> [What is expected]:
Locate the word "Fribourg" in the material, then show every line that holds it.

> [Record excerpts]:
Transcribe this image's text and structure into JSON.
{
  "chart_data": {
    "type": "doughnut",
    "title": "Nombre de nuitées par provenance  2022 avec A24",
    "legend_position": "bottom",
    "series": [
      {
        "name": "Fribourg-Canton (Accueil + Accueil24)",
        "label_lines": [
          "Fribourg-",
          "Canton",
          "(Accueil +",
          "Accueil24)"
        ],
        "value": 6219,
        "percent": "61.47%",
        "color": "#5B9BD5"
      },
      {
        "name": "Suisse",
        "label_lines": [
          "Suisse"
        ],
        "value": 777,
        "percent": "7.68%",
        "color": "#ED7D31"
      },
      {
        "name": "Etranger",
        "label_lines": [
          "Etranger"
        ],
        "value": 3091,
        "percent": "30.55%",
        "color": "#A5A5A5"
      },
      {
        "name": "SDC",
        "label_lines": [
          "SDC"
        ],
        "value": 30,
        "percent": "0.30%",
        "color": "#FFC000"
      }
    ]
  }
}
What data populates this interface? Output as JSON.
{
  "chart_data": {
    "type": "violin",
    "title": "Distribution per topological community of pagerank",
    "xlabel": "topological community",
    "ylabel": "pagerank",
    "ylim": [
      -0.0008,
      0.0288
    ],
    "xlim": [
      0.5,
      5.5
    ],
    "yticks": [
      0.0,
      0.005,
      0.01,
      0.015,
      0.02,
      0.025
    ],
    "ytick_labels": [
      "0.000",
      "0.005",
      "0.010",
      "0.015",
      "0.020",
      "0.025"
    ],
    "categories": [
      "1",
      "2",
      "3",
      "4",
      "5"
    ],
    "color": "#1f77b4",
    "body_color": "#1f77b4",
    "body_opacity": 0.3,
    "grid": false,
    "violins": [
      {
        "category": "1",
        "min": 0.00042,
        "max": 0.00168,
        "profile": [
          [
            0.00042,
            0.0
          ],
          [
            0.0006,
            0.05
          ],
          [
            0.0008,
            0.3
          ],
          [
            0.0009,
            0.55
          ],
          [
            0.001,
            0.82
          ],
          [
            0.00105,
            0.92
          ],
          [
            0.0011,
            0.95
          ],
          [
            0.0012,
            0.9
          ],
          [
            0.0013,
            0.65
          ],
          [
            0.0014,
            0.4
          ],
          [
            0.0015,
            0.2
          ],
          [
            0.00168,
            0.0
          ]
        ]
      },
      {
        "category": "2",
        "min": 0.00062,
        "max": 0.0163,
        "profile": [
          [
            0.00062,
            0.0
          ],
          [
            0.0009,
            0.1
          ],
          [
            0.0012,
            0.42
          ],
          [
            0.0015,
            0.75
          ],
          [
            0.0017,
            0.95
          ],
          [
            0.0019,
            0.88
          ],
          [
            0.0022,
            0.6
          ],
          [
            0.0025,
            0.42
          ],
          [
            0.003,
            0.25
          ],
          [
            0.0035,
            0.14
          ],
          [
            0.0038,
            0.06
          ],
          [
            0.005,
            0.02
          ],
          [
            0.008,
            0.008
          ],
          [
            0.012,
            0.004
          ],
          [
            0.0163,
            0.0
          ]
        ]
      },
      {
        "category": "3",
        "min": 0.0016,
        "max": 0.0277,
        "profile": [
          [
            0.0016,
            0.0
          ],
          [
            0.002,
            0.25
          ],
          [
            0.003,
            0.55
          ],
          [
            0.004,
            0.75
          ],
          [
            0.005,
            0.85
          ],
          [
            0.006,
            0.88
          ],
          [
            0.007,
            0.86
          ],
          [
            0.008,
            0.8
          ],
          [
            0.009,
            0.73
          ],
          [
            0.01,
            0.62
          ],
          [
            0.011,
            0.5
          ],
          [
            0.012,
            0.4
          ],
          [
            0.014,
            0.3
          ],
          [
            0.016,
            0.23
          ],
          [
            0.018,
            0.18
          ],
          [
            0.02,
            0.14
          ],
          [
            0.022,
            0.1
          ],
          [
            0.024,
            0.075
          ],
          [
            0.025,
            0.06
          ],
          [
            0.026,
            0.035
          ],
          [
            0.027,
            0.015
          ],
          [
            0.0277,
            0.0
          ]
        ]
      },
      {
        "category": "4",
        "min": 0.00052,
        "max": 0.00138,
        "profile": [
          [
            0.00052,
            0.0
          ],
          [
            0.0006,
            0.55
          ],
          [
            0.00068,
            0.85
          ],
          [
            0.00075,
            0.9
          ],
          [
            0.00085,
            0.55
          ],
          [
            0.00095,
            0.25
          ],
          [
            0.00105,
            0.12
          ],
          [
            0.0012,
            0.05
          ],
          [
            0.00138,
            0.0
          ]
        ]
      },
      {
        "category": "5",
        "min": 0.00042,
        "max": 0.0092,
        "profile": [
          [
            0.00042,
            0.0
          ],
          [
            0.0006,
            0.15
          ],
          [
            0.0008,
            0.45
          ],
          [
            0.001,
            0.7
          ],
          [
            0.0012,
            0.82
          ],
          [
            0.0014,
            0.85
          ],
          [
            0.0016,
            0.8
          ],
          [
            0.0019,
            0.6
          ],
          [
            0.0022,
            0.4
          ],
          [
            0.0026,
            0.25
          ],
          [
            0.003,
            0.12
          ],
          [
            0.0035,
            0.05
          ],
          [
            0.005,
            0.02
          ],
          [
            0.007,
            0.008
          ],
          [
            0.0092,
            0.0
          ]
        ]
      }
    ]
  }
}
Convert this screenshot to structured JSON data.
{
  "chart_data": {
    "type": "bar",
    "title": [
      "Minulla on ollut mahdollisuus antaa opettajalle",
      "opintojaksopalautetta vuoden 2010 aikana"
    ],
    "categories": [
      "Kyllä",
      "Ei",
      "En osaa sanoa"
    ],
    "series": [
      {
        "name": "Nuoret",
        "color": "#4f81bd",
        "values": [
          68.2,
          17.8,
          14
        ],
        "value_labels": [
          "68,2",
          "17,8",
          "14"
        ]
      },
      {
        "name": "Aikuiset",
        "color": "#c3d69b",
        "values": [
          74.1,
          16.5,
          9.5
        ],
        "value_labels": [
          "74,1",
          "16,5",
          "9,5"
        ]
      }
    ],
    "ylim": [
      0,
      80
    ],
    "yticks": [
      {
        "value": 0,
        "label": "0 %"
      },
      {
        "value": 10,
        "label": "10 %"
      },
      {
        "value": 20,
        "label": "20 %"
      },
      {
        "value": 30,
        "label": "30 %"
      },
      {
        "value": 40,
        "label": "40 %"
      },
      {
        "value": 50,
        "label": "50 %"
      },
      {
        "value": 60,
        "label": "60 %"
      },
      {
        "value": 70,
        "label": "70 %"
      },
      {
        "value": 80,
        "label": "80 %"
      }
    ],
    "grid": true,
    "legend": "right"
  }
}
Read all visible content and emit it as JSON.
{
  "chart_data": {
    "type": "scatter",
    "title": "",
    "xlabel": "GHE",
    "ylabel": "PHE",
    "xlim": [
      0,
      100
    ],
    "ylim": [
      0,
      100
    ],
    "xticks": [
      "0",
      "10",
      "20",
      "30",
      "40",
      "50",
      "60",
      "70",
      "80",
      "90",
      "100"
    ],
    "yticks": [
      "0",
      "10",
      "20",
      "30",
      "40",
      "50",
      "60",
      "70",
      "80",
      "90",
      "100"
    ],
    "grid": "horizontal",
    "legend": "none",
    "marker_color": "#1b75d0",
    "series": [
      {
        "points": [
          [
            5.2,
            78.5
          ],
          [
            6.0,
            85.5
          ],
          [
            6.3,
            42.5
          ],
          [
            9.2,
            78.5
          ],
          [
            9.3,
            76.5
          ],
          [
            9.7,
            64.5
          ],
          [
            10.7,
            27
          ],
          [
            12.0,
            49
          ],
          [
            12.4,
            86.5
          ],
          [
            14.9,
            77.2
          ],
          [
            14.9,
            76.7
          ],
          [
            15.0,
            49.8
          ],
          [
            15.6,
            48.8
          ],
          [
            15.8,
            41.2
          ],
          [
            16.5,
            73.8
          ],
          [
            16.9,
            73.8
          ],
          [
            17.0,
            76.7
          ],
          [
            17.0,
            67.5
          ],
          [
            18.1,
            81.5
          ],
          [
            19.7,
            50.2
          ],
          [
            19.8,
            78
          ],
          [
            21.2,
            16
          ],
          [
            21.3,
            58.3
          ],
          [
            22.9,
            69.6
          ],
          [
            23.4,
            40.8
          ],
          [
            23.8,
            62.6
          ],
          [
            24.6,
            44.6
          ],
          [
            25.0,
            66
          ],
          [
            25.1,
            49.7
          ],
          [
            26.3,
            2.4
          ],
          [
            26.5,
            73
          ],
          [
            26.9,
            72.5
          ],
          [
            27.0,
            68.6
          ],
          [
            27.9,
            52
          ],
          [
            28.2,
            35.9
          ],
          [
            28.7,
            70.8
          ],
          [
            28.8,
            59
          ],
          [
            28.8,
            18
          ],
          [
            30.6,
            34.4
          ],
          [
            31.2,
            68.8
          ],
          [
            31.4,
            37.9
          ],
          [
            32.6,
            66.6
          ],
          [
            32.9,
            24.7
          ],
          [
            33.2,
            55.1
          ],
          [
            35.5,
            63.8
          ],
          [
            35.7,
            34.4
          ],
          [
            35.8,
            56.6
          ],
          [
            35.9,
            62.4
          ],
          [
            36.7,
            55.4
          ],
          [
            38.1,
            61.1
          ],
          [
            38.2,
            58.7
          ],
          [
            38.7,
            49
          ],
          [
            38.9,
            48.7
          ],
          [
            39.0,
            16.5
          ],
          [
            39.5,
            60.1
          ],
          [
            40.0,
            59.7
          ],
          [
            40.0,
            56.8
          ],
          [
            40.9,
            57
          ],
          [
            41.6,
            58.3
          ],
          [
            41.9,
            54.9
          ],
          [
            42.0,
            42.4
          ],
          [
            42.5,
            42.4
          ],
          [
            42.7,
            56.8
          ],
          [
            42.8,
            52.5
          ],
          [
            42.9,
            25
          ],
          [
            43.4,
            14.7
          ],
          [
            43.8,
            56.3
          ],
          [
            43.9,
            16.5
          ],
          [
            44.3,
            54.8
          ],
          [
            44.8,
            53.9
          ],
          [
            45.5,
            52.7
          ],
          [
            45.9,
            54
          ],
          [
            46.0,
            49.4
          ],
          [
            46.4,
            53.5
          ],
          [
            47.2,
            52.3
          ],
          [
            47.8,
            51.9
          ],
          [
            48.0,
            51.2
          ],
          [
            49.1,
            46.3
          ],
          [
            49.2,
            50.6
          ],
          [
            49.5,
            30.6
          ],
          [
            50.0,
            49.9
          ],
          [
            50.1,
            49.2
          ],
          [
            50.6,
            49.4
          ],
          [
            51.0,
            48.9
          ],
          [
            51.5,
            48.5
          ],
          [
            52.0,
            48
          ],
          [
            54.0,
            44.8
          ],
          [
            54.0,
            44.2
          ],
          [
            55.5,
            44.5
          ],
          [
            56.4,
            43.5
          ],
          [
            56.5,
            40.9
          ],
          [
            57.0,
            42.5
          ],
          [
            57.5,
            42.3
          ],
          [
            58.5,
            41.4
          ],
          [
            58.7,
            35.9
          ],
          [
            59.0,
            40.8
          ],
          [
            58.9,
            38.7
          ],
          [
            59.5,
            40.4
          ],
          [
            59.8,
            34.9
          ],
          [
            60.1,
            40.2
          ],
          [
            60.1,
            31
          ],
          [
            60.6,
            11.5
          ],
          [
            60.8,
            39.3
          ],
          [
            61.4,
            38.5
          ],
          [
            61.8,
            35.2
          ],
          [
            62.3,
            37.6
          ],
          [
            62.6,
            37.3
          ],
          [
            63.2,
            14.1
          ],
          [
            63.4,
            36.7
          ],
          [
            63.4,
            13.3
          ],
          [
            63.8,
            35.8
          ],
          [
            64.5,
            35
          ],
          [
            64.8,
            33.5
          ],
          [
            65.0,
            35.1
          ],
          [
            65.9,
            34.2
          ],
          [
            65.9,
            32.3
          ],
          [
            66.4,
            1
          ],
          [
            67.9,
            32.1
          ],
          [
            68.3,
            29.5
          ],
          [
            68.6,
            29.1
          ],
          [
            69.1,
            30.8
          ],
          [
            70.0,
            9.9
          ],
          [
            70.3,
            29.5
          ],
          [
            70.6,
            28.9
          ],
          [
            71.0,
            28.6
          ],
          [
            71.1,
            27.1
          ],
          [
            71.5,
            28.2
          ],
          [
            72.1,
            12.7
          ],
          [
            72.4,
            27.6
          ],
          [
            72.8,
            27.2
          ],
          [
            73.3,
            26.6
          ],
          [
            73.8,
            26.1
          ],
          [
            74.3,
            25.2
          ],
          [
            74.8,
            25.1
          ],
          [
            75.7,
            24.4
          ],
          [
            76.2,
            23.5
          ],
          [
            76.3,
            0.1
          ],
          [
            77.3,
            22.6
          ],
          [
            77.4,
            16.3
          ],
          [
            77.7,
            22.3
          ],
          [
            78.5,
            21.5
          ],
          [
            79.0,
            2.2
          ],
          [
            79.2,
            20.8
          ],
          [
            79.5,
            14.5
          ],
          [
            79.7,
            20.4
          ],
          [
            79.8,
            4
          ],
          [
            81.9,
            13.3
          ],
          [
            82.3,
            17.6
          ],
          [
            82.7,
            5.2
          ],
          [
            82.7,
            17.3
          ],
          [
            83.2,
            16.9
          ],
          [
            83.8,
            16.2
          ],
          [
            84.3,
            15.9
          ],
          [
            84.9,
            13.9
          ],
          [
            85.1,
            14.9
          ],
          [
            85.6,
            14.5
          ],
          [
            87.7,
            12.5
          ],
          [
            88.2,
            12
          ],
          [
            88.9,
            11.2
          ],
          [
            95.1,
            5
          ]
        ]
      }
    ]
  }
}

> [Solution]:
        "name": "Fribourg-Canton (Accueil + Accueil24)",
          "Fribourg-",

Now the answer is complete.